Entries with figure data:
━━━━━━━━━━
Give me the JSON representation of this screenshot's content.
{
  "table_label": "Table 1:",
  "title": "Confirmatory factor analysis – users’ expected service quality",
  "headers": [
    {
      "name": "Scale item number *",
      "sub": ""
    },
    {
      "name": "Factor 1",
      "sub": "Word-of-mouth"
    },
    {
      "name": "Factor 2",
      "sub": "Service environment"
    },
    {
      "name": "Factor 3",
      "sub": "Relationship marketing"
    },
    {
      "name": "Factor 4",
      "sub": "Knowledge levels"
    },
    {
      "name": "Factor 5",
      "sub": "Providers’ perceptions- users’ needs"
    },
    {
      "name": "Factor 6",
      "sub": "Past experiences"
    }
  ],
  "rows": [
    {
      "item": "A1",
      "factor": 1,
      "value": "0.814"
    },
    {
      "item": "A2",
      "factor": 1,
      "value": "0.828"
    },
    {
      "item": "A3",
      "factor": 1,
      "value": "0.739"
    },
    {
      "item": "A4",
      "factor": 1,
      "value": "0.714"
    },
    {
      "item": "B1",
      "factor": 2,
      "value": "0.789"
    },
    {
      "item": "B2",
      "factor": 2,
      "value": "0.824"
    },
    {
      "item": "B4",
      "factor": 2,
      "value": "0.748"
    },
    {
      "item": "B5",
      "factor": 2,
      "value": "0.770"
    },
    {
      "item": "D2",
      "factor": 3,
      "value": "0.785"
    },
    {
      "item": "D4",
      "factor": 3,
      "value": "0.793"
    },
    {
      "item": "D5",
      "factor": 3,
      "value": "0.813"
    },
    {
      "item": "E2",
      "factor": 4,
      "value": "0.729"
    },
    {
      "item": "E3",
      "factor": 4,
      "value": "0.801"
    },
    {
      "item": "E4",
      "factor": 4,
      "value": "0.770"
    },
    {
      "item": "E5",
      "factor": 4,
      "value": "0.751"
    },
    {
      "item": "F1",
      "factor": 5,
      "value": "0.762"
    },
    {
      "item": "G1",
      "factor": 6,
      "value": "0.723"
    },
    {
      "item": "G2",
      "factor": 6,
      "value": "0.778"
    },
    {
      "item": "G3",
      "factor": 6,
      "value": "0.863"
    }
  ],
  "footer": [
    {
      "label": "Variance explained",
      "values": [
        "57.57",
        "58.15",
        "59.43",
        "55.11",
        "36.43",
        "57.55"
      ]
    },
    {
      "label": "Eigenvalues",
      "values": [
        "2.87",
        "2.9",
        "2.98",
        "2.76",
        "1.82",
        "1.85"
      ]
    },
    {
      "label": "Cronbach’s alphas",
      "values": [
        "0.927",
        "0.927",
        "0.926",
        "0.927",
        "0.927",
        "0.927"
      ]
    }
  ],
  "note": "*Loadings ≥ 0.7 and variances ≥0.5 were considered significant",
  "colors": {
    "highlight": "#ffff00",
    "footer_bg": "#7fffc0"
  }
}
━━━━━━━━━━
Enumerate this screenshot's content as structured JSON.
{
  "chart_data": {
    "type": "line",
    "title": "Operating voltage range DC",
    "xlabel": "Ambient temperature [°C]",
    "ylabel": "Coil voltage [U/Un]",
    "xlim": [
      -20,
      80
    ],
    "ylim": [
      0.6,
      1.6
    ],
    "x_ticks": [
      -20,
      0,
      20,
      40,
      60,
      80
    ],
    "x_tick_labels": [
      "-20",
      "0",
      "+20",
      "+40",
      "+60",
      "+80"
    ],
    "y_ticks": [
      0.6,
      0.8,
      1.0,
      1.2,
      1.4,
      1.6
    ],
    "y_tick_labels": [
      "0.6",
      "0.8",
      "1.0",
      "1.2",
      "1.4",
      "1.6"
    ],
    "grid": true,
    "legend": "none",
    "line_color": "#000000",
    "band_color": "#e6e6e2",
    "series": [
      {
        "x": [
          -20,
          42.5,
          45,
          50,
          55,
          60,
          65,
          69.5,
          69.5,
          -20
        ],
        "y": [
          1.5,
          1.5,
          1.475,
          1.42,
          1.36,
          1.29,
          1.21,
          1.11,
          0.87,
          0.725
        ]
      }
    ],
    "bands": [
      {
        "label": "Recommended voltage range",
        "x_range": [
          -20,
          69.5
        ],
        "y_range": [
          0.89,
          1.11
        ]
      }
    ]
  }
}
━━━━━━━━━━
> What is being asked:
Find every line in the records above that holds the word "voltage", and copy each one.

> Written solution:
    "title": "Operating voltage range DC",
    "ylabel": "Coil voltage [U/Un]",
        "label": "Recommended voltage range",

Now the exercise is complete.